══ Record excerpts

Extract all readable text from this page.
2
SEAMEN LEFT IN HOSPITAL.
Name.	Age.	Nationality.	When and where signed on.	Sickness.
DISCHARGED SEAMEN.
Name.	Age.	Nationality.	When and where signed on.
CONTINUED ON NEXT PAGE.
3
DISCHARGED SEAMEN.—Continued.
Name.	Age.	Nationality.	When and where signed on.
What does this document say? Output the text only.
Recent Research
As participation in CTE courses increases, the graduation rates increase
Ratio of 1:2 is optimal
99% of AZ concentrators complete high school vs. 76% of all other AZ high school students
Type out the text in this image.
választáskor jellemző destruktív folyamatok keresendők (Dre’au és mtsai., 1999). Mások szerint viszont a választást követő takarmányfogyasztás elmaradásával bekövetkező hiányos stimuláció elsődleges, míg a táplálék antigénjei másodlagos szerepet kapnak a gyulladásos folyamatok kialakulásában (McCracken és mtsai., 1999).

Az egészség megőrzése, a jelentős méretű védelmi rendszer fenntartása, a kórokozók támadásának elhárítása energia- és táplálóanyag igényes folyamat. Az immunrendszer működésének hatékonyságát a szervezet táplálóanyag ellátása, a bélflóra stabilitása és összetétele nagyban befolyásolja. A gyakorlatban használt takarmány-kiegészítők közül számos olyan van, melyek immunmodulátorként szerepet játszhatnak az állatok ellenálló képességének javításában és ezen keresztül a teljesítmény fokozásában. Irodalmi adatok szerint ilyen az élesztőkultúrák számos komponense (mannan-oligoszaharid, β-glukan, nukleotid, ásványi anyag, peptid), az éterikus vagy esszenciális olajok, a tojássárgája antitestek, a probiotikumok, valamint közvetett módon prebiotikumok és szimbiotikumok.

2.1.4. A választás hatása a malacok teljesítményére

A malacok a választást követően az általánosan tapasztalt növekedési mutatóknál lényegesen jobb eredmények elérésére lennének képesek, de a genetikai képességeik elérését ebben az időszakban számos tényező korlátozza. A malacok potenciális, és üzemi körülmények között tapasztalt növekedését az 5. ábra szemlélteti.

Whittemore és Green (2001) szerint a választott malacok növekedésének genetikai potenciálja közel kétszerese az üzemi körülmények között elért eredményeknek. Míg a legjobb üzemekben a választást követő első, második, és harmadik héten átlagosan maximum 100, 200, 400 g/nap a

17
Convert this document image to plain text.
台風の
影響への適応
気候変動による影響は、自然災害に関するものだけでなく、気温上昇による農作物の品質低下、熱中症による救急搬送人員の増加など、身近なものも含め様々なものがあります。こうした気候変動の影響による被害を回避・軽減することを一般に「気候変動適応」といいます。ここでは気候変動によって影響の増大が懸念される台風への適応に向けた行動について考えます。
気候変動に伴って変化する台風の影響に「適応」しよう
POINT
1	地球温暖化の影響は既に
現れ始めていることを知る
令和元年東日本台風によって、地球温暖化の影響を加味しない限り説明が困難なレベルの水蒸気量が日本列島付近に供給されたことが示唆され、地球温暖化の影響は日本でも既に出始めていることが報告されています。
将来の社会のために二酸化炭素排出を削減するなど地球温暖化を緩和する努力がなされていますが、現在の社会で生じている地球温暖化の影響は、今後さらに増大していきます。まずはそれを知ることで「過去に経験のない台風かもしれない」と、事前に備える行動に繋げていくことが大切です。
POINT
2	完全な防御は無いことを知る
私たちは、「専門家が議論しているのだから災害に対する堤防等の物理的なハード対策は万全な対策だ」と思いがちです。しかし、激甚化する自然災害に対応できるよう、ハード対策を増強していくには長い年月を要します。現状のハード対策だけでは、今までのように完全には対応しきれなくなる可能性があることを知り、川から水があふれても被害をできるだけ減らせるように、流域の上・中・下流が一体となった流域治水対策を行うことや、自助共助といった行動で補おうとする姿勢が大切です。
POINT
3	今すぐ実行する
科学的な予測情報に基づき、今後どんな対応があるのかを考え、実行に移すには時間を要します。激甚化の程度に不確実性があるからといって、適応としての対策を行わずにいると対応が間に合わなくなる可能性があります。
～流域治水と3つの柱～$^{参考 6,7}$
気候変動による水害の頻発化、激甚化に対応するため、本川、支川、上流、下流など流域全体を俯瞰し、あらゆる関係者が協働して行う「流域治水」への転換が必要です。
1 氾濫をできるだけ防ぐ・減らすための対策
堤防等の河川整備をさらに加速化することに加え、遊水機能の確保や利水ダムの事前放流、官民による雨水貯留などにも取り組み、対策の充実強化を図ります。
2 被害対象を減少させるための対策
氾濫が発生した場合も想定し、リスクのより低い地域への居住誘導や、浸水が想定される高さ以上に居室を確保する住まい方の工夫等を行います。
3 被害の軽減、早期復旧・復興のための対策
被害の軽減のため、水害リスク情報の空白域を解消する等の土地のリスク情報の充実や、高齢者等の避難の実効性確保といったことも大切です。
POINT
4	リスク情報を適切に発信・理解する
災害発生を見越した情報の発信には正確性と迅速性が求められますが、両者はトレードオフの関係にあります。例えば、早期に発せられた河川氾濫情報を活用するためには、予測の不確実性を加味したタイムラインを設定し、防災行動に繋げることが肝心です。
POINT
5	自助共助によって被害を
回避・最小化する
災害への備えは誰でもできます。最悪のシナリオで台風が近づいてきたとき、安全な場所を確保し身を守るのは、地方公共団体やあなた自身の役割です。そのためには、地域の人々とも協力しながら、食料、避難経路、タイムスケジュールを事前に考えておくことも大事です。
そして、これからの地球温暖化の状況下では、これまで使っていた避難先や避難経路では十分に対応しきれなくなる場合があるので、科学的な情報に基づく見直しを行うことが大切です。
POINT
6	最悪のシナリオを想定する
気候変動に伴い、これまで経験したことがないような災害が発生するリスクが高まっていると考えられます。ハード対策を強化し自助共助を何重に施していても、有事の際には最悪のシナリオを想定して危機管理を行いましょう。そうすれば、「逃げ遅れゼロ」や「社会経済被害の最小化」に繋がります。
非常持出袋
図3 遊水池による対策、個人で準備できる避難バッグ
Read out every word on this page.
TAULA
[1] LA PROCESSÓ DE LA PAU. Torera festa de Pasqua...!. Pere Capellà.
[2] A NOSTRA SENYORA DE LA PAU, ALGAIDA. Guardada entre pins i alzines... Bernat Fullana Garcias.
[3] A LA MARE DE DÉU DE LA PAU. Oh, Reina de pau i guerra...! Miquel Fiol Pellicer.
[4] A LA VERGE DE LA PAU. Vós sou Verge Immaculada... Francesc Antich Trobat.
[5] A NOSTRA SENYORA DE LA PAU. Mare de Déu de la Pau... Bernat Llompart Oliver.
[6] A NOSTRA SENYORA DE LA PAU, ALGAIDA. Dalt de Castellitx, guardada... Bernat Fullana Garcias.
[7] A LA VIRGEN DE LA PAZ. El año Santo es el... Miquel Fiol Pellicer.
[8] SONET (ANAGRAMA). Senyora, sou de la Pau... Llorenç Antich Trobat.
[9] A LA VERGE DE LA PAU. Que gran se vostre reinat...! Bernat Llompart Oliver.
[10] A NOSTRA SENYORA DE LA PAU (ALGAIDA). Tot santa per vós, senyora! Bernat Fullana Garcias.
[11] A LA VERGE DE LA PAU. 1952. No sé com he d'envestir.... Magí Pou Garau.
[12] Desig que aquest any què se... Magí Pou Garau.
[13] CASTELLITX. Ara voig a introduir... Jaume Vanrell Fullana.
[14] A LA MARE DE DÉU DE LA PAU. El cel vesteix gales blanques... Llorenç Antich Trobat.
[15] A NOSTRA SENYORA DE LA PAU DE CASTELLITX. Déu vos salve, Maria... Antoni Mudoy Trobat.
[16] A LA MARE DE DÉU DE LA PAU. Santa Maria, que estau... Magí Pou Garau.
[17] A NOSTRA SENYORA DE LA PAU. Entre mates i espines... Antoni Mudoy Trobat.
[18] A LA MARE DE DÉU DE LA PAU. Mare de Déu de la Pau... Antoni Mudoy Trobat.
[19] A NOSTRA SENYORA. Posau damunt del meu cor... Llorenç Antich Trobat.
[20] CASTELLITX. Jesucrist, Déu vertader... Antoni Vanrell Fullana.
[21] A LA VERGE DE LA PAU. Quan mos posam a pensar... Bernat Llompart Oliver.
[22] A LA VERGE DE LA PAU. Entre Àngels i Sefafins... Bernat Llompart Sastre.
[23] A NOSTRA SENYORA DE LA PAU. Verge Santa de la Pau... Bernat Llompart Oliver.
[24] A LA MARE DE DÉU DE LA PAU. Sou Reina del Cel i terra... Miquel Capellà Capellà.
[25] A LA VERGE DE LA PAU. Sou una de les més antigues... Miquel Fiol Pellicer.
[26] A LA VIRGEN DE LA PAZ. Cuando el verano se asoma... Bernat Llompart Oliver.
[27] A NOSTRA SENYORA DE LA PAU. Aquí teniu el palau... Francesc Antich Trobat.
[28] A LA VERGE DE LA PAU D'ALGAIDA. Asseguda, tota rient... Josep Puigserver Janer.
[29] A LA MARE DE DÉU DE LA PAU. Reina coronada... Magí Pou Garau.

════

§ **What to work on**: Write only the number of lines that include "Mudoy".

§ **Task output**: 3